*What is required:* Copy out the records in full, word for word, without pictures.

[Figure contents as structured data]

--- START ---

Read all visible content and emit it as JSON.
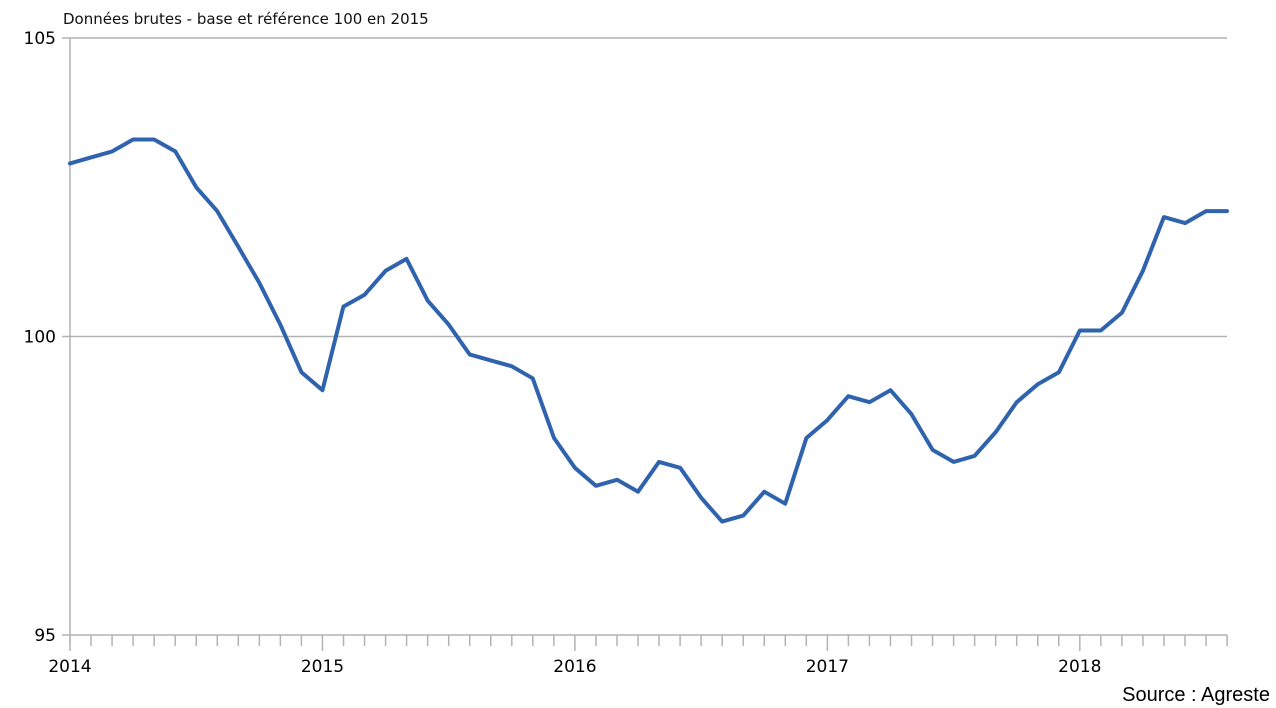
{
  "chart_data": {
    "type": "line",
    "subtitle": "Données brutes - base et référence 100 en 2015",
    "source": "Source : Agreste",
    "xlim": [
      2014,
      2018.583
    ],
    "ylim": [
      95,
      105
    ],
    "yticks": [
      95,
      100,
      105
    ],
    "xtick_labels": [
      "2014",
      "2015",
      "2016",
      "2017",
      "2018"
    ],
    "grid": true,
    "color": "#2f63ad",
    "series": [
      {
        "x": [
          2014.0,
          2014.083,
          2014.167,
          2014.25,
          2014.333,
          2014.417,
          2014.5,
          2014.583,
          2014.667,
          2014.75,
          2014.833,
          2014.917,
          2015.0,
          2015.083,
          2015.167,
          2015.25,
          2015.333,
          2015.417,
          2015.5,
          2015.583,
          2015.667,
          2015.75,
          2015.833,
          2015.917,
          2016.0,
          2016.083,
          2016.167,
          2016.25,
          2016.333,
          2016.417,
          2016.5,
          2016.583,
          2016.667,
          2016.75,
          2016.833,
          2016.917,
          2017.0,
          2017.083,
          2017.167,
          2017.25,
          2017.333,
          2017.417,
          2017.5,
          2017.583,
          2017.667,
          2017.75,
          2017.833,
          2017.917,
          2018.0,
          2018.083,
          2018.167,
          2018.25,
          2018.333,
          2018.417,
          2018.5,
          2018.583
        ],
        "values": [
          102.9,
          103.0,
          103.1,
          103.3,
          103.3,
          103.1,
          102.5,
          102.1,
          101.5,
          100.9,
          100.2,
          99.4,
          99.1,
          100.5,
          100.7,
          101.1,
          101.3,
          100.6,
          100.2,
          99.7,
          99.6,
          99.5,
          99.3,
          98.3,
          97.8,
          97.5,
          97.6,
          97.4,
          97.9,
          97.8,
          97.3,
          96.9,
          97.0,
          97.4,
          97.2,
          98.3,
          98.6,
          99.0,
          98.9,
          99.1,
          98.7,
          98.1,
          97.9,
          98.0,
          98.4,
          98.9,
          99.2,
          99.4,
          100.1,
          100.1,
          100.4,
          101.1,
          102.0,
          101.9,
          102.1,
          102.1
        ]
      }
    ]
  }
}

--- END ---

*Result for this exercise:*
Read all visible content and emit it as JSON.
{
  "chart_data": {
    "type": "line",
    "subtitle": "Données brutes - base et référence 100 en 2015",
    "source": "Source : Agreste",
    "xlim": [
      2014,
      2018.583
    ],
    "ylim": [
      95,
      105
    ],
    "yticks": [
      95,
      100,
      105
    ],
    "xtick_labels": [
      "2014",
      "2015",
      "2016",
      "2017",
      "2018"
    ],
    "grid": true,
    "color": "#2f63ad",
    "series": [
      {
        "x": [
          2014.0,
          2014.083,
          2014.167,
          2014.25,
          2014.333,
          2014.417,
          2014.5,
          2014.583,
          2014.667,
          2014.75,
          2014.833,
          2014.917,
          2015.0,
          2015.083,
          2015.167,
          2015.25,
          2015.333,
          2015.417,
          2015.5,
          2015.583,
          2015.667,
          2015.75,
          2015.833,
          2015.917,
          2016.0,
          2016.083,
          2016.167,
          2016.25,
          2016.333,
          2016.417,
          2016.5,
          2016.583,
          2016.667,
          2016.75,
          2016.833,
          2016.917,
          2017.0,
          2017.083,
          2017.167,
          2017.25,
          2017.333,
          2017.417,
          2017.5,
          2017.583,
          2017.667,
          2017.75,
          2017.833,
          2017.917,
          2018.0,
          2018.083,
          2018.167,
          2018.25,
          2018.333,
          2018.417,
          2018.5,
          2018.583
        ],
        "values": [
          102.9,
          103.0,
          103.1,
          103.3,
          103.3,
          103.1,
          102.5,
          102.1,
          101.5,
          100.9,
          100.2,
          99.4,
          99.1,
          100.5,
          100.7,
          101.1,
          101.3,
          100.6,
          100.2,
          99.7,
          99.6,
          99.5,
          99.3,
          98.3,
          97.8,
          97.5,
          97.6,
          97.4,
          97.9,
          97.8,
          97.3,
          96.9,
          97.0,
          97.4,
          97.2,
          98.3,
          98.6,
          99.0,
          98.9,
          99.1,
          98.7,
          98.1,
          97.9,
          98.0,
          98.4,
          98.9,
          99.2,
          99.4,
          100.1,
          100.1,
          100.4,
          101.1,
          102.0,
          101.9,
          102.1,
          102.1
        ]
      }
    ]
  }
}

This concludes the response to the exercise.